Of all the lines here, how many include the string "Table"? Answer with the number only.

**MATERIAL FOR THE TASK**:
________

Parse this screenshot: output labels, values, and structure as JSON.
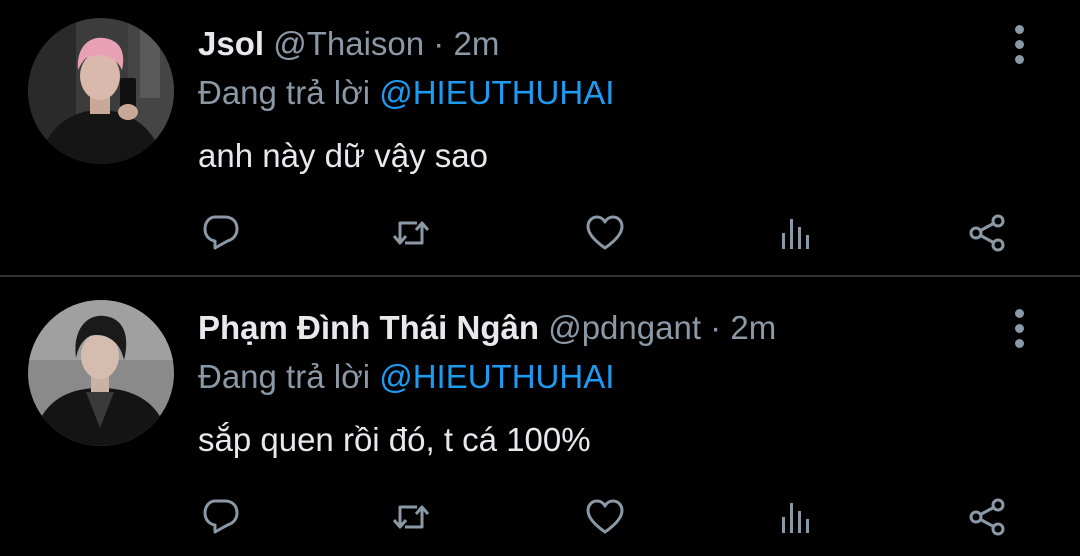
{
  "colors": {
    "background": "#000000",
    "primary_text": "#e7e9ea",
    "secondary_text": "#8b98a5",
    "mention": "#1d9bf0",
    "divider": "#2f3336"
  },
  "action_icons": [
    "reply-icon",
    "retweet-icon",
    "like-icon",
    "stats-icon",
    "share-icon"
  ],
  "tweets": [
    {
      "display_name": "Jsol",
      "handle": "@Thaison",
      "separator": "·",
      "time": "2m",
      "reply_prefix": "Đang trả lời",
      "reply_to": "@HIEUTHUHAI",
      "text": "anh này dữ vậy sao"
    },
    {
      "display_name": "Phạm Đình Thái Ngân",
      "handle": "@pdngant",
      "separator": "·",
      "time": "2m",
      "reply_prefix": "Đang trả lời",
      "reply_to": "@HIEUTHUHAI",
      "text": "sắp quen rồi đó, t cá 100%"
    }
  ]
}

________

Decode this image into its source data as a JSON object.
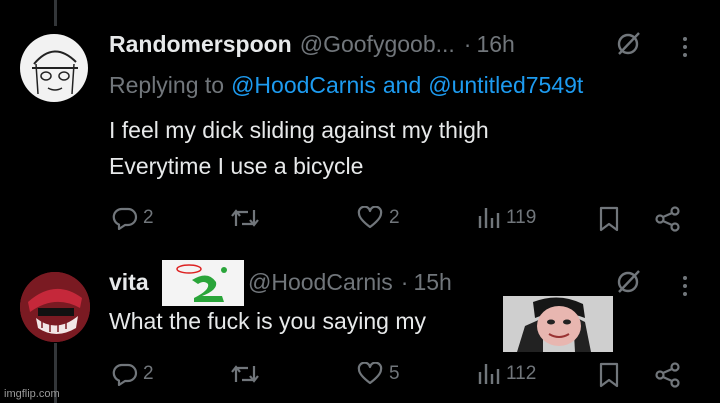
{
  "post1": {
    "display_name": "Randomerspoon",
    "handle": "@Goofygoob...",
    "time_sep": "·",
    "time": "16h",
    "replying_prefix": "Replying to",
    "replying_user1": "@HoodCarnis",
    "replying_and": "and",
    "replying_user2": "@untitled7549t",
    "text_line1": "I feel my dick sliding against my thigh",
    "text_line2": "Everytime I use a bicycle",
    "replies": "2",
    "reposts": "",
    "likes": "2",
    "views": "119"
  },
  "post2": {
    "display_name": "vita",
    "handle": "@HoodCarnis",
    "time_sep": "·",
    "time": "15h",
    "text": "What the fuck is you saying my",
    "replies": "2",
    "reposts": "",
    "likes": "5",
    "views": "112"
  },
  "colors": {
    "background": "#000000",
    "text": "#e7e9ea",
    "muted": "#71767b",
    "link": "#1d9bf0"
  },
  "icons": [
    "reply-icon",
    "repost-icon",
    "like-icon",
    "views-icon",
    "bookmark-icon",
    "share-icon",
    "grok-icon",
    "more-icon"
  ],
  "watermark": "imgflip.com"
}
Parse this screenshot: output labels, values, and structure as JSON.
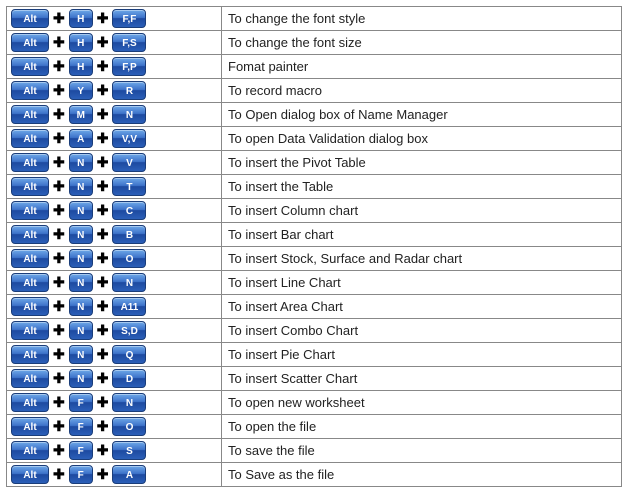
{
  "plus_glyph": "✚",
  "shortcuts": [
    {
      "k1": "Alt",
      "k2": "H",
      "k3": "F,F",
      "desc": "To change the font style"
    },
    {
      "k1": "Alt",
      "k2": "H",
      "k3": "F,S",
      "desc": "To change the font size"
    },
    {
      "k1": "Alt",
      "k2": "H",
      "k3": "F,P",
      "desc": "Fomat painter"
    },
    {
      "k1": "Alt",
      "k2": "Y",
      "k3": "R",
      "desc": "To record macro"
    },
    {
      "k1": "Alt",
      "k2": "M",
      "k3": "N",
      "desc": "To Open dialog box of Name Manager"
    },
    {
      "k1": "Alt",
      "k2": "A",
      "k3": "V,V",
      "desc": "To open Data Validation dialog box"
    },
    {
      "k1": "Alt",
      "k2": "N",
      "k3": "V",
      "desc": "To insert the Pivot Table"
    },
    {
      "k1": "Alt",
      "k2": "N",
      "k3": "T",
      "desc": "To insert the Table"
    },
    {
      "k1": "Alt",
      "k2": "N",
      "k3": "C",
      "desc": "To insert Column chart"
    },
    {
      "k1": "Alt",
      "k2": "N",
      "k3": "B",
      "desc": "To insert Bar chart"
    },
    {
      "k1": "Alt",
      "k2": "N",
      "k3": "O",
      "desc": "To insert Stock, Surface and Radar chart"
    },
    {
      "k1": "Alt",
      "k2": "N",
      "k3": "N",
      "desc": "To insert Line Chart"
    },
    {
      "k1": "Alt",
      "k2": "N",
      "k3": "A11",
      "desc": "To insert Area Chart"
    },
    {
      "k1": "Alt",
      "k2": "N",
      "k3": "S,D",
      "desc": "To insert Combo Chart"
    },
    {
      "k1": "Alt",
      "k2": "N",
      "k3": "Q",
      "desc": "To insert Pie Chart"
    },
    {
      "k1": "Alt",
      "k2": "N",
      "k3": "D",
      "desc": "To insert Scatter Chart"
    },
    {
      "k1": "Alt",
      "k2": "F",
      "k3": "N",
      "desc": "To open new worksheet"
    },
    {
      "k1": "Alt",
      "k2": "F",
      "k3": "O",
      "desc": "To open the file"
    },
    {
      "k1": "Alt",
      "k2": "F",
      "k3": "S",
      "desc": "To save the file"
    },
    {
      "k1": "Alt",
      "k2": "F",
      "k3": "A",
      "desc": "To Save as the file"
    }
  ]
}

________

**TASK RESULT**: 2